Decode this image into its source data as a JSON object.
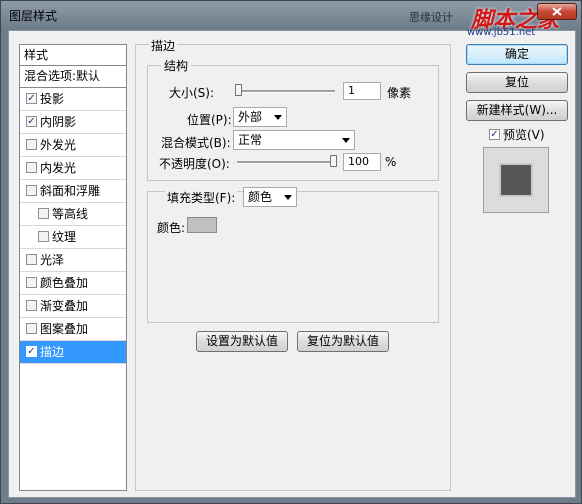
{
  "window": {
    "title": "图层样式"
  },
  "watermark": {
    "text": "思缘设计",
    "logo": "脚本之家",
    "url": "www.jb51.net"
  },
  "styles_list": {
    "header": "样式",
    "blend_options": "混合选项:默认",
    "items": [
      {
        "label": "投影",
        "checked": true,
        "sub": false,
        "selected": false
      },
      {
        "label": "内阴影",
        "checked": true,
        "sub": false,
        "selected": false
      },
      {
        "label": "外发光",
        "checked": false,
        "sub": false,
        "selected": false
      },
      {
        "label": "内发光",
        "checked": false,
        "sub": false,
        "selected": false
      },
      {
        "label": "斜面和浮雕",
        "checked": false,
        "sub": false,
        "selected": false
      },
      {
        "label": "等高线",
        "checked": false,
        "sub": true,
        "selected": false
      },
      {
        "label": "纹理",
        "checked": false,
        "sub": true,
        "selected": false
      },
      {
        "label": "光泽",
        "checked": false,
        "sub": false,
        "selected": false
      },
      {
        "label": "颜色叠加",
        "checked": false,
        "sub": false,
        "selected": false
      },
      {
        "label": "渐变叠加",
        "checked": false,
        "sub": false,
        "selected": false
      },
      {
        "label": "图案叠加",
        "checked": false,
        "sub": false,
        "selected": false
      },
      {
        "label": "描边",
        "checked": true,
        "sub": false,
        "selected": true
      }
    ]
  },
  "stroke": {
    "group_label": "描边",
    "structure_label": "结构",
    "size_label": "大小(S):",
    "size_value": "1",
    "size_unit": "像素",
    "position_label": "位置(P):",
    "position_value": "外部",
    "blend_label": "混合模式(B):",
    "blend_value": "正常",
    "opacity_label": "不透明度(O):",
    "opacity_value": "100",
    "opacity_unit": "%",
    "opacity_fraction": 1.0,
    "size_fraction": 0.0,
    "fill_type_label": "填充类型(F):",
    "fill_type_value": "颜色",
    "color_label": "颜色:",
    "color_value": "#c0c0c0"
  },
  "buttons": {
    "ok": "确定",
    "reset": "复位",
    "new_style": "新建样式(W)...",
    "preview": "预览(V)",
    "set_default": "设置为默认值",
    "reset_default": "复位为默认值"
  }
}
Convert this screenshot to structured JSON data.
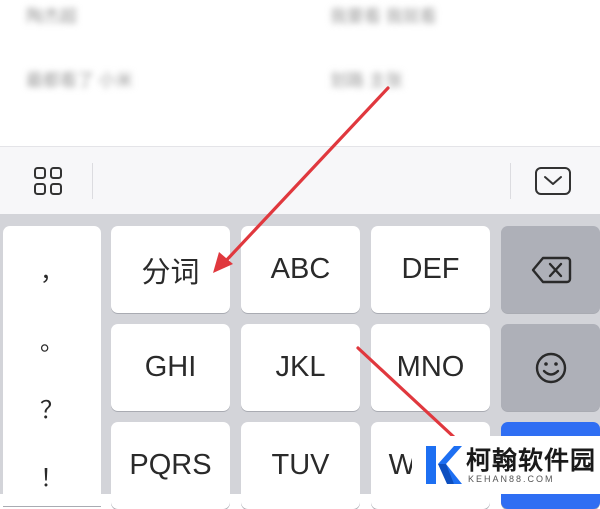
{
  "content": {
    "lines": [
      {
        "text": "陶杰超",
        "col": "left",
        "row": 0
      },
      {
        "text": "我要看 我就看",
        "col": "right",
        "row": 0
      },
      {
        "text": "最都看了 小米",
        "col": "left",
        "row": 1
      },
      {
        "text": "划路 主张",
        "col": "right",
        "row": 1
      }
    ]
  },
  "toolbar": {
    "left_icon": "grid-icon",
    "right_icon": "keyboard-hide-icon"
  },
  "keyboard": {
    "punctuation": [
      "，",
      "。",
      "？",
      "！"
    ],
    "rows": [
      [
        {
          "label": "分词",
          "name": "key-segment"
        },
        {
          "label": "ABC",
          "name": "key-abc"
        },
        {
          "label": "DEF",
          "name": "key-def"
        }
      ],
      [
        {
          "label": "GHI",
          "name": "key-ghi"
        },
        {
          "label": "JKL",
          "name": "key-jkl"
        },
        {
          "label": "MNO",
          "name": "key-mno"
        }
      ],
      [
        {
          "label": "PQRS",
          "name": "key-pqrs"
        },
        {
          "label": "TUV",
          "name": "key-tuv"
        },
        {
          "label": "WXYZ",
          "name": "key-wxyz"
        }
      ]
    ],
    "backspace_icon": "backspace-icon",
    "emoji_icon": "emoji-icon",
    "accent_color": "#2f6ef3"
  },
  "annotations": {
    "arrow_color": "#e0383e"
  },
  "watermark": {
    "title": "柯翰软件园",
    "subtitle": "KEHAN88.COM",
    "logo_icon": "k-logo-icon"
  }
}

★ ★ ★ ★ ★ ★ ★

TASK OBJECTIVE
Restate the records word for word, omitting images.

CORRECT ANSWER
Decode this image into its source data as a JSON object.
{
  "window": {
    "title": "图层样式"
  },
  "watermark": {
    "text": "思缘设计",
    "logo": "脚本之家",
    "url": "www.jb51.net"
  },
  "styles_list": {
    "header": "样式",
    "blend_options": "混合选项:默认",
    "items": [
      {
        "label": "投影",
        "checked": true,
        "sub": false,
        "selected": false
      },
      {
        "label": "内阴影",
        "checked": true,
        "sub": false,
        "selected": false
      },
      {
        "label": "外发光",
        "checked": false,
        "sub": false,
        "selected": false
      },
      {
        "label": "内发光",
        "checked": false,
        "sub": false,
        "selected": false
      },
      {
        "label": "斜面和浮雕",
        "checked": false,
        "sub": false,
        "selected": false
      },
      {
        "label": "等高线",
        "checked": false,
        "sub": true,
        "selected": false
      },
      {
        "label": "纹理",
        "checked": false,
        "sub": true,
        "selected": false
      },
      {
        "label": "光泽",
        "checked": false,
        "sub": false,
        "selected": false
      },
      {
        "label": "颜色叠加",
        "checked": false,
        "sub": false,
        "selected": false
      },
      {
        "label": "渐变叠加",
        "checked": false,
        "sub": false,
        "selected": false
      },
      {
        "label": "图案叠加",
        "checked": false,
        "sub": false,
        "selected": false
      },
      {
        "label": "描边",
        "checked": true,
        "sub": false,
        "selected": true
      }
    ]
  },
  "stroke": {
    "group_label": "描边",
    "structure_label": "结构",
    "size_label": "大小(S):",
    "size_value": "1",
    "size_unit": "像素",
    "position_label": "位置(P):",
    "position_value": "外部",
    "blend_label": "混合模式(B):",
    "blend_value": "正常",
    "opacity_label": "不透明度(O):",
    "opacity_value": "100",
    "opacity_unit": "%",
    "opacity_fraction": 1.0,
    "size_fraction": 0.0,
    "fill_type_label": "填充类型(F):",
    "fill_type_value": "颜色",
    "color_label": "颜色:",
    "color_value": "#c0c0c0"
  },
  "buttons": {
    "ok": "确定",
    "reset": "复位",
    "new_style": "新建样式(W)...",
    "preview": "预览(V)",
    "set_default": "设置为默认值",
    "reset_default": "复位为默认值"
  }
}
Convert this screenshot to structured JSON data.
{
  "content": {
    "lines": [
      {
        "text": "陶杰超",
        "col": "left",
        "row": 0
      },
      {
        "text": "我要看 我就看",
        "col": "right",
        "row": 0
      },
      {
        "text": "最都看了 小米",
        "col": "left",
        "row": 1
      },
      {
        "text": "划路 主张",
        "col": "right",
        "row": 1
      }
    ]
  },
  "toolbar": {
    "left_icon": "grid-icon",
    "right_icon": "keyboard-hide-icon"
  },
  "keyboard": {
    "punctuation": [
      "，",
      "。",
      "？",
      "！"
    ],
    "rows": [
      [
        {
          "label": "分词",
          "name": "key-segment"
        },
        {
          "label": "ABC",
          "name": "key-abc"
        },
        {
          "label": "DEF",
          "name": "key-def"
        }
      ],
      [
        {
          "label": "GHI",
          "name": "key-ghi"
        },
        {
          "label": "JKL",
          "name": "key-jkl"
        },
        {
          "label": "MNO",
          "name": "key-mno"
        }
      ],
      [
        {
          "label": "PQRS",
          "name": "key-pqrs"
        },
        {
          "label": "TUV",
          "name": "key-tuv"
        },
        {
          "label": "WXYZ",
          "name": "key-wxyz"
        }
      ]
    ],
    "backspace_icon": "backspace-icon",
    "emoji_icon": "emoji-icon",
    "accent_color": "#2f6ef3"
  },
  "annotations": {
    "arrow_color": "#e0383e"
  },
  "watermark": {
    "title": "柯翰软件园",
    "subtitle": "KEHAN88.COM",
    "logo_icon": "k-logo-icon"
  }
}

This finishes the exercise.